╭─ Material for this task

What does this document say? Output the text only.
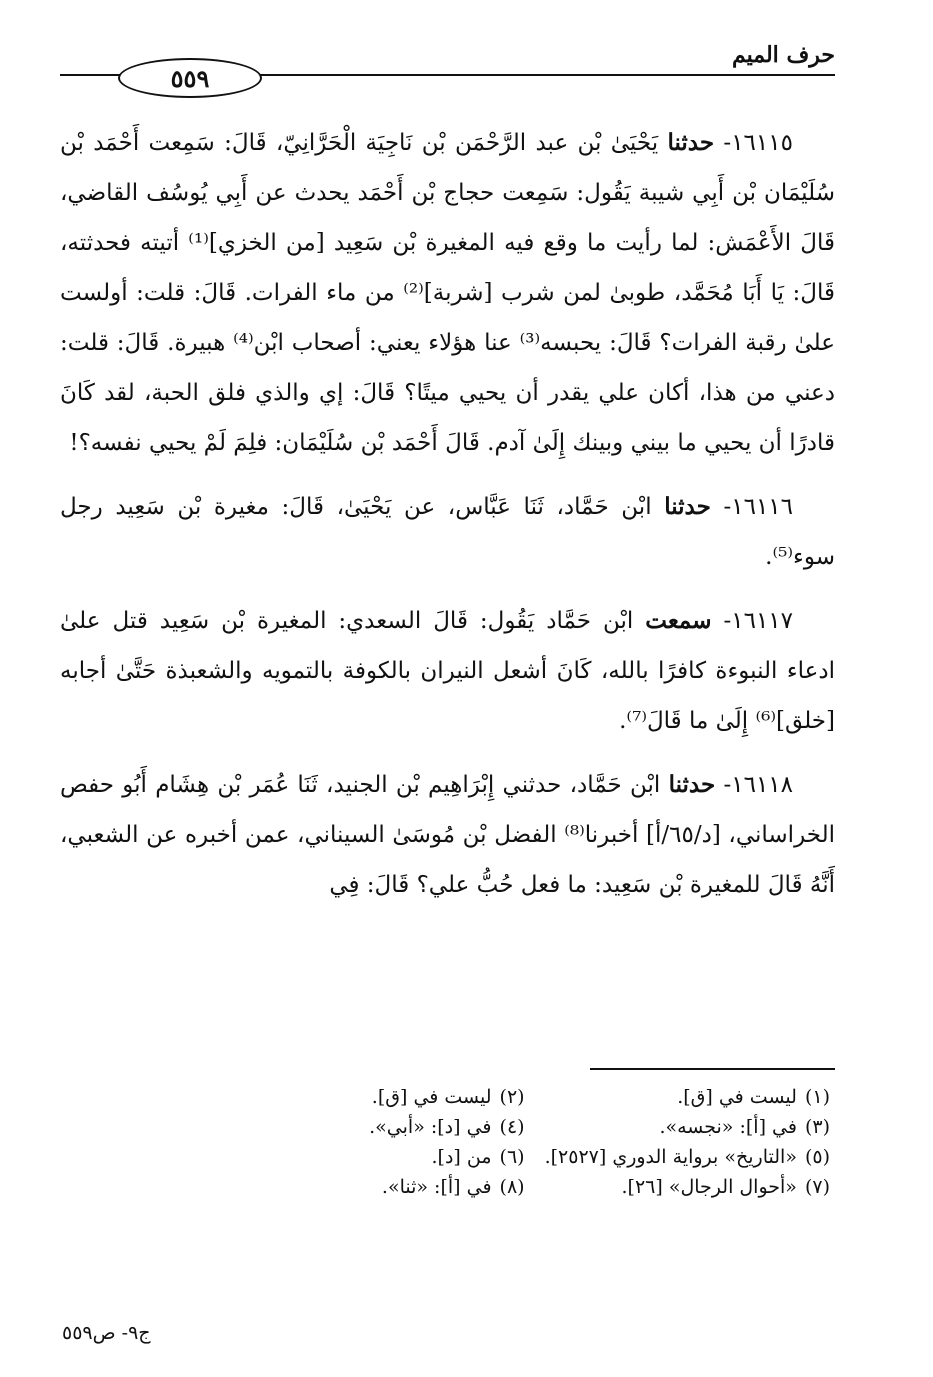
حرف الميم
٥٥٩

١٦١١٥- حدثنا يَحْيَىٰ بْن عبد الرَّحْمَن بْن نَاجِيَة الْحَرَّانِيّ، قَالَ: سَمِعت أَحْمَد بْن سُلَيْمَان بْن أَبِي شيبة يَقُول: سَمِعت حجاج بْن أَحْمَد يحدث عن أَبِي يُوسُف القاضي، قَالَ الأَعْمَش: لما رأيت ما وقع فيه المغيرة بْن سَعِيد [من الخزي]⁽¹⁾ أتيته فحدثته، قَالَ: يَا أَبَا مُحَمَّد، طوبىٰ لمن شرب [شربة]⁽²⁾ من ماء الفرات. قَالَ: قلت: أولست علىٰ رقبة الفرات؟ قَالَ: يحبسه⁽³⁾ عنا هؤلاء يعني: أصحاب ابْن⁽⁴⁾ هبيرة. قَالَ: قلت: دعني من هذا، أكان علي يقدر أن يحيي ميتًا؟ قَالَ: إي والذي فلق الحبة، لقد كَانَ قادرًا أن يحيي ما بيني وبينك إِلَىٰ آدم. قَالَ أَحْمَد بْن سُلَيْمَان: فلِمَ لَمْ يحيي نفسه؟!

١٦١١٦- حدثنا ابْن حَمَّاد، ثَنَا عَبَّاس، عن يَحْيَىٰ، قَالَ: مغيرة بْن سَعِيد رجل سوء⁽⁵⁾.

١٦١١٧- سمعت ابْن حَمَّاد يَقُول: قَالَ السعدي: المغيرة بْن سَعِيد قتل علىٰ ادعاء النبوءة كافرًا بالله، كَانَ أشعل النيران بالكوفة بالتمويه والشعبذة حَتَّىٰ أجابه [خلق]⁽⁶⁾ إِلَىٰ ما قَالَ⁽⁷⁾.

١٦١١٨- حدثنا ابْن حَمَّاد، حدثني إِبْرَاهِيم بْن الجنيد، ثَنَا عُمَر بْن هِشَام أَبُو حفص الخراساني، [د/٦٥/أ] أخبرنا⁽⁸⁾ الفضل بْن مُوسَىٰ السيناني، عمن أخبره عن الشعبي، أَنَّهُ قَالَ للمغيرة بْن سَعِيد: ما فعل حُبُّ علي؟ قَالَ: فِي

(١)ليست في [ق].
(٢)ليست في [ق].
(٣)في [أ]: «نجسه».
(٤)في [د]: «أبي».
(٥)«التاريخ» برواية الدوري [٢٥٢٧].
(٦)من [د].
(٧)«أحوال الرجال» [٢٦].
(٨)في [أ]: «ثنا».
ج٩- ص٥٥٩
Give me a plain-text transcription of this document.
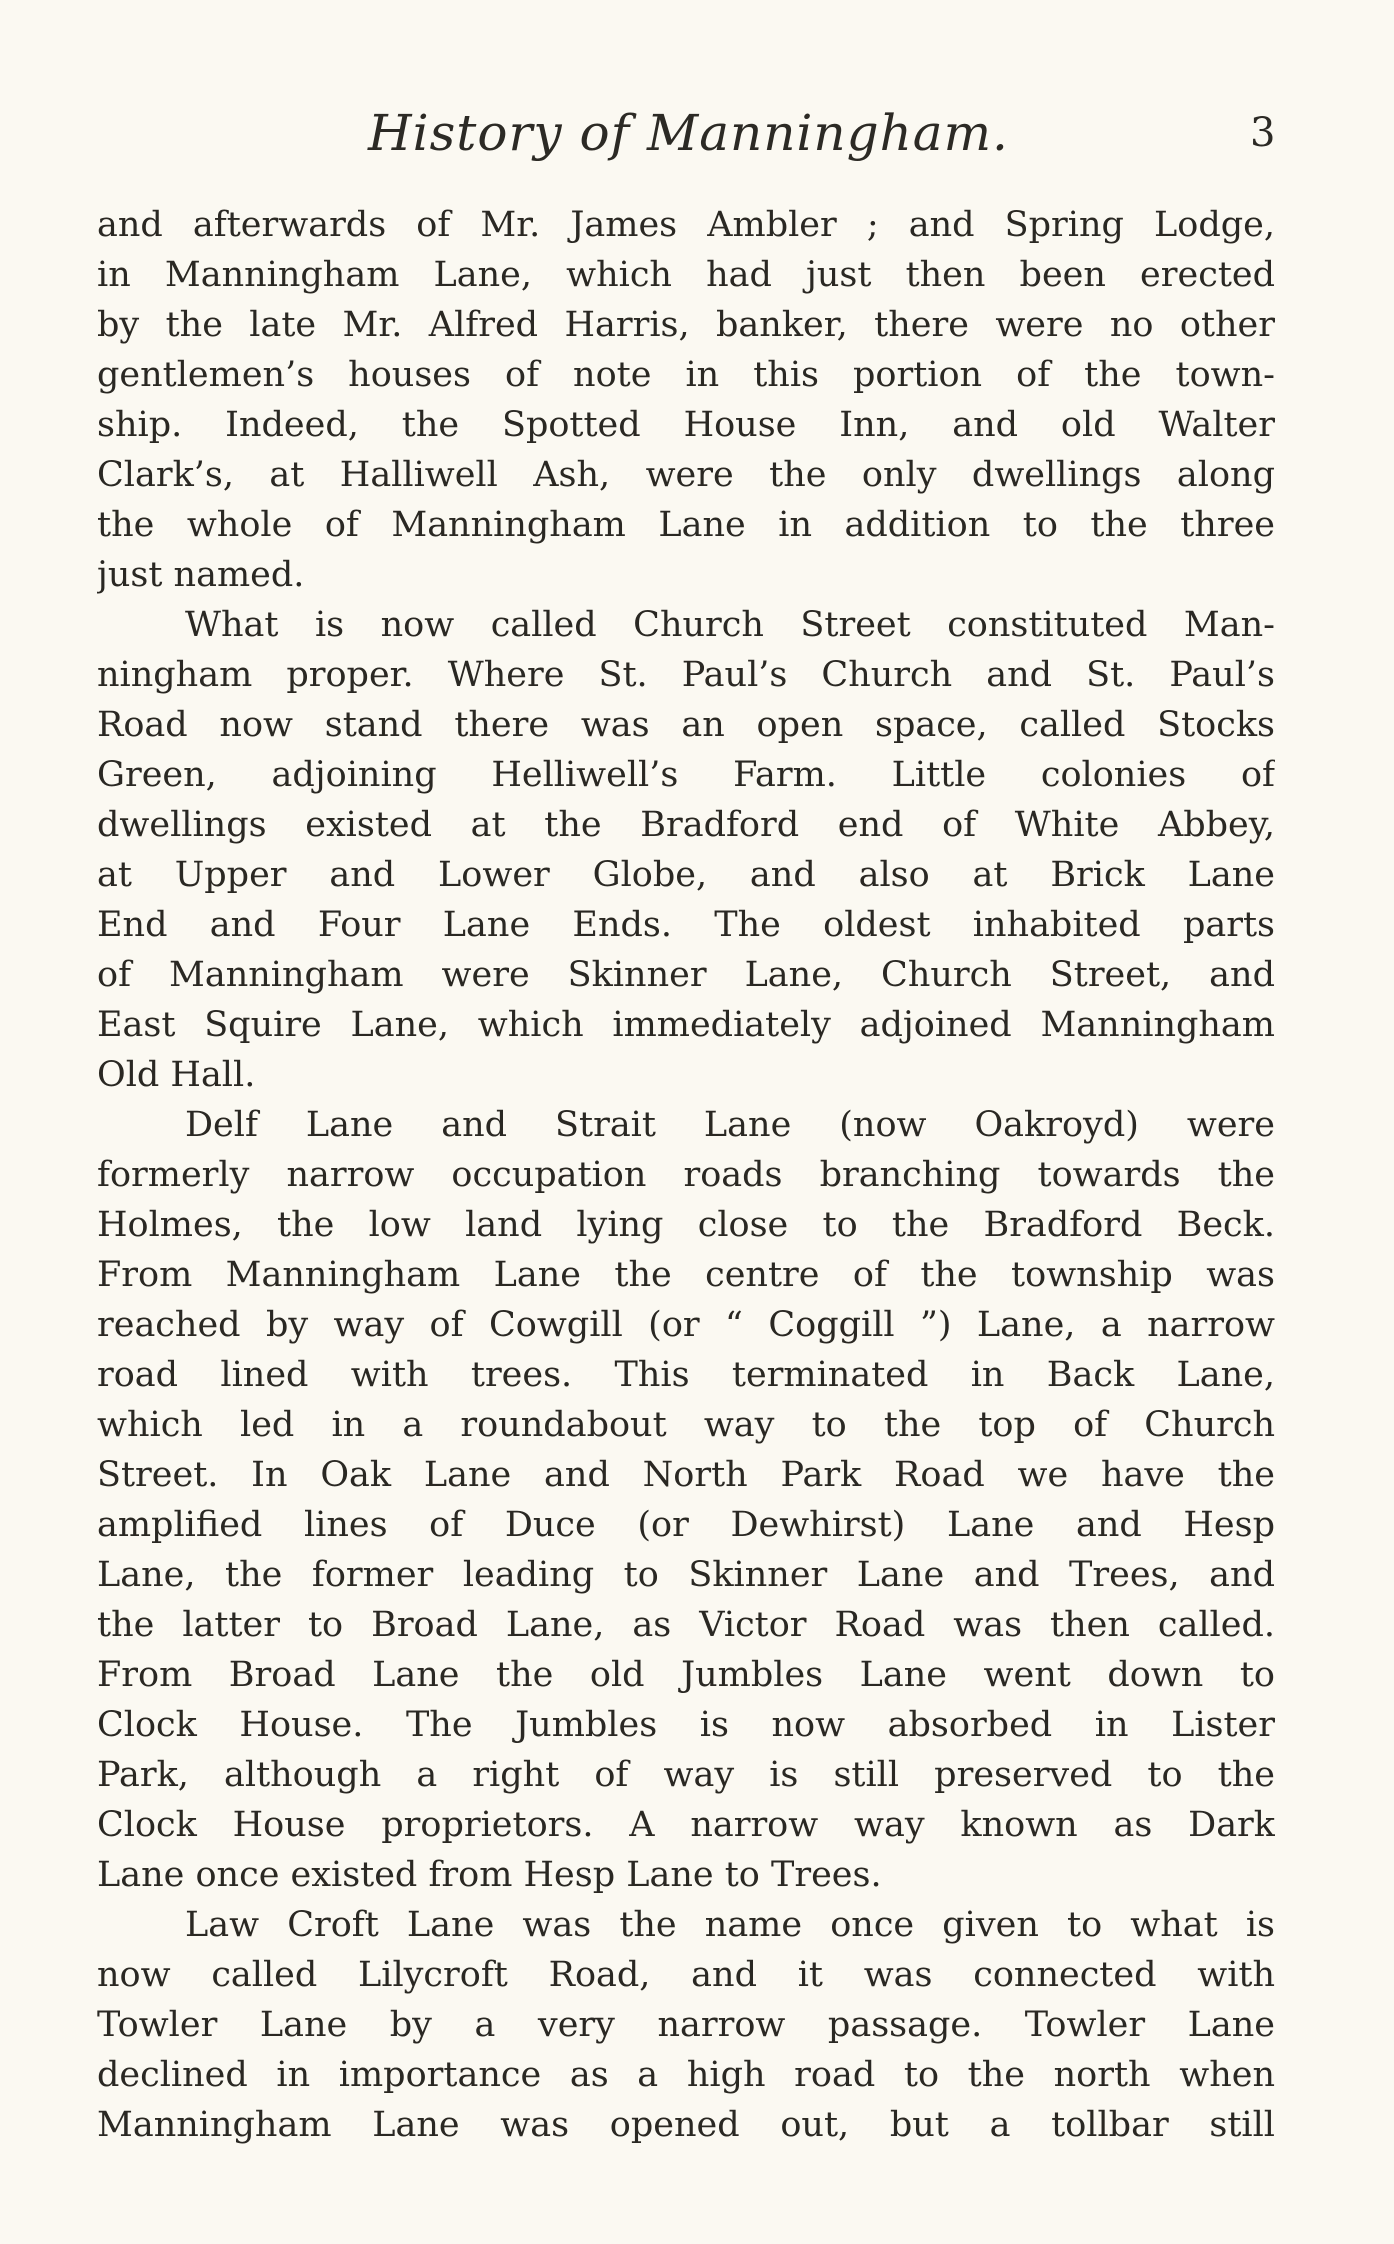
History of Manningham.	3
and afterwards of Mr. James Ambler ; and Spring Lodge,
in Manningham Lane, which had just then been erected
by the late Mr. Alfred Harris, banker, there were no other
gentlemen’s houses of note in this portion of the town-
ship. Indeed, the Spotted House Inn, and old Walter
Clark’s, at Halliwell Ash, were the only dwellings along
the whole of Manningham Lane in addition to the three
just named.
What is now called Church Street constituted Man-
ningham proper. Where St. Paul’s Church and St. Paul’s
Road now stand there was an open space, called Stocks
Green, adjoining Helliwell’s Farm. Little colonies of
dwellings existed at the Bradford end of White Abbey,
at Upper and Lower Globe, and also at Brick Lane
End and Four Lane Ends. The oldest inhabited parts
of Manningham were Skinner Lane, Church Street, and
East Squire Lane, which immediately adjoined Manningham
Old Hall.
Delf Lane and Strait Lane (now Oakroyd) were
formerly narrow occupation roads branching towards the
Holmes, the low land lying close to the Bradford Beck.
From Manningham Lane the centre of the township was
reached by way of Cowgill (or “ Coggill ”) Lane, a narrow
road lined with trees. This terminated in Back Lane,
which led in a roundabout way to the top of Church
Street. In Oak Lane and North Park Road we have the
amplified lines of Duce (or Dewhirst) Lane and Hesp
Lane, the former leading to Skinner Lane and Trees, and
the latter to Broad Lane, as Victor Road was then called.
From Broad Lane the old Jumbles Lane went down to
Clock House. The Jumbles is now absorbed in Lister
Park, although a right of way is still preserved to the
Clock House proprietors. A narrow way known as Dark
Lane once existed from Hesp Lane to Trees.
Law Croft Lane was the name once given to what is
now called Lilycroft Road, and it was connected with
Towler Lane by a very narrow passage. Towler Lane
declined in importance as a high road to the north when
Manningham Lane was opened out, but a tollbar still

╰─

Task description - Reproduce each record above by retyping it exactly; omit all images.

Solution for this task -
What does this document say? Output the text only.
حرف الميم
٥٥٩

١٦١١٥- حدثنا يَحْيَىٰ بْن عبد الرَّحْمَن بْن نَاجِيَة الْحَرَّانِيّ، قَالَ: سَمِعت أَحْمَد بْن سُلَيْمَان بْن أَبِي شيبة يَقُول: سَمِعت حجاج بْن أَحْمَد يحدث عن أَبِي يُوسُف القاضي، قَالَ الأَعْمَش: لما رأيت ما وقع فيه المغيرة بْن سَعِيد [من الخزي]⁽¹⁾ أتيته فحدثته، قَالَ: يَا أَبَا مُحَمَّد، طوبىٰ لمن شرب [شربة]⁽²⁾ من ماء الفرات. قَالَ: قلت: أولست علىٰ رقبة الفرات؟ قَالَ: يحبسه⁽³⁾ عنا هؤلاء يعني: أصحاب ابْن⁽⁴⁾ هبيرة. قَالَ: قلت: دعني من هذا، أكان علي يقدر أن يحيي ميتًا؟ قَالَ: إي والذي فلق الحبة، لقد كَانَ قادرًا أن يحيي ما بيني وبينك إِلَىٰ آدم. قَالَ أَحْمَد بْن سُلَيْمَان: فلِمَ لَمْ يحيي نفسه؟!

١٦١١٦- حدثنا ابْن حَمَّاد، ثَنَا عَبَّاس، عن يَحْيَىٰ، قَالَ: مغيرة بْن سَعِيد رجل سوء⁽⁵⁾.

١٦١١٧- سمعت ابْن حَمَّاد يَقُول: قَالَ السعدي: المغيرة بْن سَعِيد قتل علىٰ ادعاء النبوءة كافرًا بالله، كَانَ أشعل النيران بالكوفة بالتمويه والشعبذة حَتَّىٰ أجابه [خلق]⁽⁶⁾ إِلَىٰ ما قَالَ⁽⁷⁾.

١٦١١٨- حدثنا ابْن حَمَّاد، حدثني إِبْرَاهِيم بْن الجنيد، ثَنَا عُمَر بْن هِشَام أَبُو حفص الخراساني، [د/٦٥/أ] أخبرنا⁽⁸⁾ الفضل بْن مُوسَىٰ السيناني، عمن أخبره عن الشعبي، أَنَّهُ قَالَ للمغيرة بْن سَعِيد: ما فعل حُبُّ علي؟ قَالَ: فِي

(١)ليست في [ق].
(٢)ليست في [ق].
(٣)في [أ]: «نجسه».
(٤)في [د]: «أبي».
(٥)«التاريخ» برواية الدوري [٢٥٢٧].
(٦)من [د].
(٧)«أحوال الرجال» [٢٦].
(٨)في [أ]: «ثنا».
ج٩- ص٥٥٩
Give me a plain-text transcription of this document.
History of Manningham.	3
and afterwards of Mr. James Ambler ; and Spring Lodge,
in Manningham Lane, which had just then been erected
by the late Mr. Alfred Harris, banker, there were no other
gentlemen’s houses of note in this portion of the town-
ship. Indeed, the Spotted House Inn, and old Walter
Clark’s, at Halliwell Ash, were the only dwellings along
the whole of Manningham Lane in addition to the three
just named.
What is now called Church Street constituted Man-
ningham proper. Where St. Paul’s Church and St. Paul’s
Road now stand there was an open space, called Stocks
Green, adjoining Helliwell’s Farm. Little colonies of
dwellings existed at the Bradford end of White Abbey,
at Upper and Lower Globe, and also at Brick Lane
End and Four Lane Ends. The oldest inhabited parts
of Manningham were Skinner Lane, Church Street, and
East Squire Lane, which immediately adjoined Manningham
Old Hall.
Delf Lane and Strait Lane (now Oakroyd) were
formerly narrow occupation roads branching towards the
Holmes, the low land lying close to the Bradford Beck.
From Manningham Lane the centre of the township was
reached by way of Cowgill (or “ Coggill ”) Lane, a narrow
road lined with trees. This terminated in Back Lane,
which led in a roundabout way to the top of Church
Street. In Oak Lane and North Park Road we have the
amplified lines of Duce (or Dewhirst) Lane and Hesp
Lane, the former leading to Skinner Lane and Trees, and
the latter to Broad Lane, as Victor Road was then called.
From Broad Lane the old Jumbles Lane went down to
Clock House. The Jumbles is now absorbed in Lister
Park, although a right of way is still preserved to the
Clock House proprietors. A narrow way known as Dark
Lane once existed from Hesp Lane to Trees.
Law Croft Lane was the name once given to what is
now called Lilycroft Road, and it was connected with
Towler Lane by a very narrow passage. Towler Lane
declined in importance as a high road to the north when
Manningham Lane was opened out, but a tollbar still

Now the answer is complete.